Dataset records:
>>>>

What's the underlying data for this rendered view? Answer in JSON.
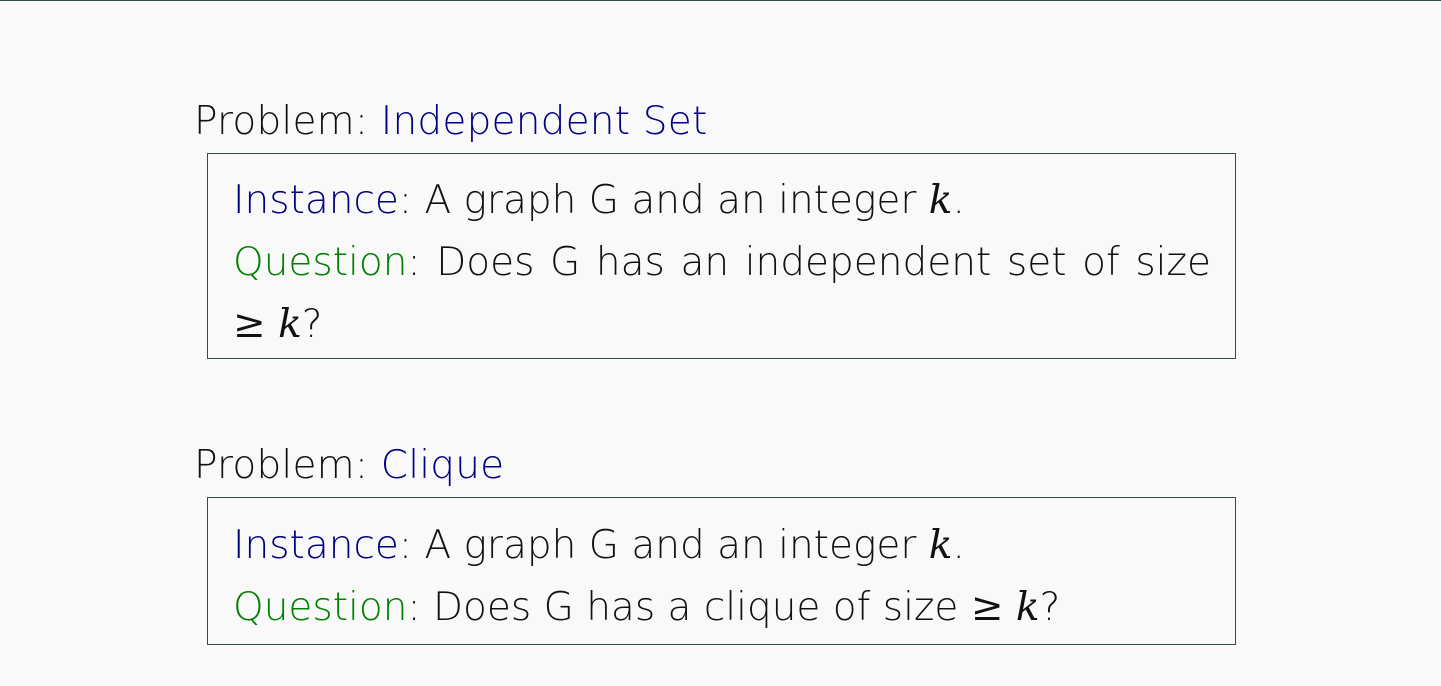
{
  "problems": [
    {
      "label": "Problem:",
      "name": "Independent Set",
      "instance_label": "Instance",
      "instance_text": "A graph G and an integer ",
      "instance_var": "k",
      "instance_end": ".",
      "question_label": "Question",
      "question_line1_words": [
        "Does",
        "G",
        "has",
        "an",
        "independent",
        "set",
        "of",
        "size"
      ],
      "question_line2_geq": "≥",
      "question_line2_var": "k",
      "question_line2_end": "?"
    },
    {
      "label": "Problem:",
      "name": "Clique",
      "instance_label": "Instance",
      "instance_text": "A graph G and an integer ",
      "instance_var": "k",
      "instance_end": ".",
      "question_label": "Question",
      "question_text": "Does G has a clique of size ",
      "question_geq": "≥",
      "question_var": "k",
      "question_end": "?"
    }
  ]
}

<<<<

Given request
Transcribe all the lines above exactly, apart from the pictures.

Answer to this task
What's the underlying data for this rendered view? Answer in JSON.
{
  "problems": [
    {
      "label": "Problem:",
      "name": "Independent Set",
      "instance_label": "Instance",
      "instance_text": "A graph G and an integer ",
      "instance_var": "k",
      "instance_end": ".",
      "question_label": "Question",
      "question_line1_words": [
        "Does",
        "G",
        "has",
        "an",
        "independent",
        "set",
        "of",
        "size"
      ],
      "question_line2_geq": "≥",
      "question_line2_var": "k",
      "question_line2_end": "?"
    },
    {
      "label": "Problem:",
      "name": "Clique",
      "instance_label": "Instance",
      "instance_text": "A graph G and an integer ",
      "instance_var": "k",
      "instance_end": ".",
      "question_label": "Question",
      "question_text": "Does G has a clique of size ",
      "question_geq": "≥",
      "question_var": "k",
      "question_end": "?"
    }
  ]
}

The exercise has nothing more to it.